### OBJECTIVE
Gather every line holding the string "United".

::: RECORDED INFORMATION :::

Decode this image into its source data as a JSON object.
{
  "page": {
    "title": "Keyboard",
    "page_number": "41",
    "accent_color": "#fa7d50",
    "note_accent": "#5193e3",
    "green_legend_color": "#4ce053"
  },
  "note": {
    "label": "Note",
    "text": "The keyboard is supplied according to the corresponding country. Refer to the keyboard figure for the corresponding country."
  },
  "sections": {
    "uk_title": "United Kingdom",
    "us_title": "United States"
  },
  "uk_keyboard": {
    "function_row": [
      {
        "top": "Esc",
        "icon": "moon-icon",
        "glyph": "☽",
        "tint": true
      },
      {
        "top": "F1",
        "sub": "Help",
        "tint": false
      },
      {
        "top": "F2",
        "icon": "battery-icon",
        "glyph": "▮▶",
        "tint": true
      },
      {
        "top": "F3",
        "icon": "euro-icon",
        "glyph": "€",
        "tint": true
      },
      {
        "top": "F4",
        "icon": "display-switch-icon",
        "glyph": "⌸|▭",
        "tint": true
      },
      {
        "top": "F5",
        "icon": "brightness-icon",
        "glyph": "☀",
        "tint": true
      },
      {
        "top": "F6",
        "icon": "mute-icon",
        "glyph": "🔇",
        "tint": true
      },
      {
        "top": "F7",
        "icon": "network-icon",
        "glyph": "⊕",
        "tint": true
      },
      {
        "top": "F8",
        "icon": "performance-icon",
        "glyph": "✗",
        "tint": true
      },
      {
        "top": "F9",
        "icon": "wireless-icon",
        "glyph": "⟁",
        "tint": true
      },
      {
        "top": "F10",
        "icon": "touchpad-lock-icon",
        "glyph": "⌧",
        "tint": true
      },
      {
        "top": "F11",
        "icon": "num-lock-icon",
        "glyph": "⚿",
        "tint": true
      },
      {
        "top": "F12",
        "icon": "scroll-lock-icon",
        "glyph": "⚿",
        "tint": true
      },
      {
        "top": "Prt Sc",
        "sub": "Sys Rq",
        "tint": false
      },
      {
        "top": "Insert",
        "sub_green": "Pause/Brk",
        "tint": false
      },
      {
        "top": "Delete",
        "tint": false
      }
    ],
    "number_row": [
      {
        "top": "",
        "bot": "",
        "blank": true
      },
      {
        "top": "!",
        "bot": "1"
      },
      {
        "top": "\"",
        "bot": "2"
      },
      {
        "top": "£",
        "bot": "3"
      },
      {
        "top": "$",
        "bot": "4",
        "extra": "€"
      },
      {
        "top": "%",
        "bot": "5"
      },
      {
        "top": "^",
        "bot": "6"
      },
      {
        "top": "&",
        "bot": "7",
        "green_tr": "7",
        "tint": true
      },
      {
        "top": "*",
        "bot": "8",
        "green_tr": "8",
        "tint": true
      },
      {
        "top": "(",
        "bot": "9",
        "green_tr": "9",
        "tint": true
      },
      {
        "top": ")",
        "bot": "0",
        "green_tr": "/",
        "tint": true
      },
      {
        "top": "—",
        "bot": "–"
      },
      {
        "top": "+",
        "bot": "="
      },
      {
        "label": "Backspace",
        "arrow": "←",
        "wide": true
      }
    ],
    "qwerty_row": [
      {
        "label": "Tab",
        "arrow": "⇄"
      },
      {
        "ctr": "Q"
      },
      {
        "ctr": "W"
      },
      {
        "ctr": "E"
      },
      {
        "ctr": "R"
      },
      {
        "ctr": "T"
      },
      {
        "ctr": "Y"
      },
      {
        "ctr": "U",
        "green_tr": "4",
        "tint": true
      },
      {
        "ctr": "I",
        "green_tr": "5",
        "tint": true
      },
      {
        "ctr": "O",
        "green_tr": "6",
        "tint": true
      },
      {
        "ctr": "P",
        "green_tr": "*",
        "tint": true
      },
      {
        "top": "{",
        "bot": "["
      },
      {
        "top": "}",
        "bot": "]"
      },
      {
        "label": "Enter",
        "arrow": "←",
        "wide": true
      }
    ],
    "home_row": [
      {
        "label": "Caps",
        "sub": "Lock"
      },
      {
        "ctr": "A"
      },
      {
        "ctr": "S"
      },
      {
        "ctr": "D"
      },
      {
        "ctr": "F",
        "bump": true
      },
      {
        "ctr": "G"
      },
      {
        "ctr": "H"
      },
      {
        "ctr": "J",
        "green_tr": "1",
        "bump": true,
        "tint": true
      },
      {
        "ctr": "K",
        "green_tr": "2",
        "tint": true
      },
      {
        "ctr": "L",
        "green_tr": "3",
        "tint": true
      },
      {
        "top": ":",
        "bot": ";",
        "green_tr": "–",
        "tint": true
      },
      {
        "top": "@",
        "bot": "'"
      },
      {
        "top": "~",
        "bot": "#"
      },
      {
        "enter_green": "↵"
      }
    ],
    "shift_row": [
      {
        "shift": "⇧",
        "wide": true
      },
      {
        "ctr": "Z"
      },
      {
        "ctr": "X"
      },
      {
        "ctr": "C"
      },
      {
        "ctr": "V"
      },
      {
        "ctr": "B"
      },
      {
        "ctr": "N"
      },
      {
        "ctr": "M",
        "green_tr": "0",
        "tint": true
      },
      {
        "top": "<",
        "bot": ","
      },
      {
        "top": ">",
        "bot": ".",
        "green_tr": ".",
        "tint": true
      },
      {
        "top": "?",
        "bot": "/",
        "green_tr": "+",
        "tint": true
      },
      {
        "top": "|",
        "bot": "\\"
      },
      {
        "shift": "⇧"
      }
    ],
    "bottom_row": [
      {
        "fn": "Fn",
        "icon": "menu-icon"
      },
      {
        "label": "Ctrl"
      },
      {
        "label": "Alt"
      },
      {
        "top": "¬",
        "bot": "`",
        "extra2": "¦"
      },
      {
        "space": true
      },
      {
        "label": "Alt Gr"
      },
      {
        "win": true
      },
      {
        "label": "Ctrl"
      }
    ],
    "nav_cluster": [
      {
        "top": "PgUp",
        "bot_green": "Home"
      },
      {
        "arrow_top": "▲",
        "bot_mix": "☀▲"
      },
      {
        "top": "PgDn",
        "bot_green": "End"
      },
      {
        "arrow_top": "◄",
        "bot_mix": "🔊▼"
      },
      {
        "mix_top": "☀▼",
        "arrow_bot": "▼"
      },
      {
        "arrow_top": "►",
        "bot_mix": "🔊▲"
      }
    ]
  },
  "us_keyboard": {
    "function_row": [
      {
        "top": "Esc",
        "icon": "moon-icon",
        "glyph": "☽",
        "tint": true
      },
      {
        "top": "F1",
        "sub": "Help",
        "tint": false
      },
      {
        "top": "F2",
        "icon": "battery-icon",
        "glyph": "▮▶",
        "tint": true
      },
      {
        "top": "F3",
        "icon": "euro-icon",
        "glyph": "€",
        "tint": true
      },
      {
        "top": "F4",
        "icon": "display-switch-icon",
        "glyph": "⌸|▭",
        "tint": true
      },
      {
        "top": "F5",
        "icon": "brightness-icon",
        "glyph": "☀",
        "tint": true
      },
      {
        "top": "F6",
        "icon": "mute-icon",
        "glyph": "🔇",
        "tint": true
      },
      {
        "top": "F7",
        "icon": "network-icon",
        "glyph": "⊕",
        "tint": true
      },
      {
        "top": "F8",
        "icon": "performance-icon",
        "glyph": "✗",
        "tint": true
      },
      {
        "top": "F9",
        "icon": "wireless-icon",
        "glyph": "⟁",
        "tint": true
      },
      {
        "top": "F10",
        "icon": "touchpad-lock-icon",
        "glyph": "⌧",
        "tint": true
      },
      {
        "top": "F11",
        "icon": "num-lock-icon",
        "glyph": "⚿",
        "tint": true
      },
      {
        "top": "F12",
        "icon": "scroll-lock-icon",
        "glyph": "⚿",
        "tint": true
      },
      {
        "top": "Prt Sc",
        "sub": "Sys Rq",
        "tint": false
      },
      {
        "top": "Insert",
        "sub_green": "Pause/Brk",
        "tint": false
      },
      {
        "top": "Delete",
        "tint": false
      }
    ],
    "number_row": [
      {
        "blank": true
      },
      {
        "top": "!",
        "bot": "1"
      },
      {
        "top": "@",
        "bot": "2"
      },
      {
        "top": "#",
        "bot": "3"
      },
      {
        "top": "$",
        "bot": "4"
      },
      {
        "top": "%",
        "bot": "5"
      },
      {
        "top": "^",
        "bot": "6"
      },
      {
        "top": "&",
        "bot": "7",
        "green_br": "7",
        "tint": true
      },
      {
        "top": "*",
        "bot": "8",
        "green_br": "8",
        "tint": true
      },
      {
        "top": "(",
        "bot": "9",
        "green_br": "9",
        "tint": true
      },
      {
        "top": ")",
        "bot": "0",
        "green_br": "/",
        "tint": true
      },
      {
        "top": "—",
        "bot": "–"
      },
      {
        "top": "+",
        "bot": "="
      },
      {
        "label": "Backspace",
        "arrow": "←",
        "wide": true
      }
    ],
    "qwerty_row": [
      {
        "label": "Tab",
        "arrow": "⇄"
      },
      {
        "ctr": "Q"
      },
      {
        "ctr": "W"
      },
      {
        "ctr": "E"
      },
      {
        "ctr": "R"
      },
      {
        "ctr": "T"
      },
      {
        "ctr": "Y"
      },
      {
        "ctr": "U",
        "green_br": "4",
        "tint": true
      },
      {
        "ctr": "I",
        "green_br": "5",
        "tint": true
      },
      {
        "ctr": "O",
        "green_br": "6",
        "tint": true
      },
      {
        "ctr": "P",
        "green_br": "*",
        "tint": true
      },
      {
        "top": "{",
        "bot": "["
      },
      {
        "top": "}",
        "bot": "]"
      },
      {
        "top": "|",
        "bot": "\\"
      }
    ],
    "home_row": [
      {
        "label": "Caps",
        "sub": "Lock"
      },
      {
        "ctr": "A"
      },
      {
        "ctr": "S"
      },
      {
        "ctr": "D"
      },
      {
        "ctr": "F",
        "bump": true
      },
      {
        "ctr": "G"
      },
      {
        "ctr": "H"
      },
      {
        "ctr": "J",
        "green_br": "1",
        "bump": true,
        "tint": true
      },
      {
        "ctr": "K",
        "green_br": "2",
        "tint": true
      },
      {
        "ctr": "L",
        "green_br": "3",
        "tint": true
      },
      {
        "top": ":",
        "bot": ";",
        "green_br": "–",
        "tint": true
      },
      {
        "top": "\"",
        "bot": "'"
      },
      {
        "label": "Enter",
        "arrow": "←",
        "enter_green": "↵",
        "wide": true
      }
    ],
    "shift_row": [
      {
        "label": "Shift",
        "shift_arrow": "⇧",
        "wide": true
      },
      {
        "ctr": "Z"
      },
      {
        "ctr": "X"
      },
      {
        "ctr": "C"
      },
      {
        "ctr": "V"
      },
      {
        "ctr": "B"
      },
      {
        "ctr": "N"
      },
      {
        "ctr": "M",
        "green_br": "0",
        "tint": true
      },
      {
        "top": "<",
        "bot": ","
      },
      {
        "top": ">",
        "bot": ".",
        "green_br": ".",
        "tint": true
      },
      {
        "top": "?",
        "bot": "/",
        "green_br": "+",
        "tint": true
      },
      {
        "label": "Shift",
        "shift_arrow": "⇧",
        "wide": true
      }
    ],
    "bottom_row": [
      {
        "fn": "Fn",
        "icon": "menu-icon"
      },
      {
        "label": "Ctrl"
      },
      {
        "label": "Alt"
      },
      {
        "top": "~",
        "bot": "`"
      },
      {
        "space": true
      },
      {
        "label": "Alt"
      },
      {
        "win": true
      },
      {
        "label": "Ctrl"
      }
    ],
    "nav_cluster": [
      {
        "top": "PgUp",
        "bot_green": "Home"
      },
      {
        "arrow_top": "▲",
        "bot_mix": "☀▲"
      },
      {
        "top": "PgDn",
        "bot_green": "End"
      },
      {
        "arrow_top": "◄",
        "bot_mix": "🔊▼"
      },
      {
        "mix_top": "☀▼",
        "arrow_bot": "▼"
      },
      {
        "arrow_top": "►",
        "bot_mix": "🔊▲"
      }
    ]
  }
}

:::

### ANSWER TO THE PROBLEM
    "uk_title": "United Kingdom",
    "us_title": "United States"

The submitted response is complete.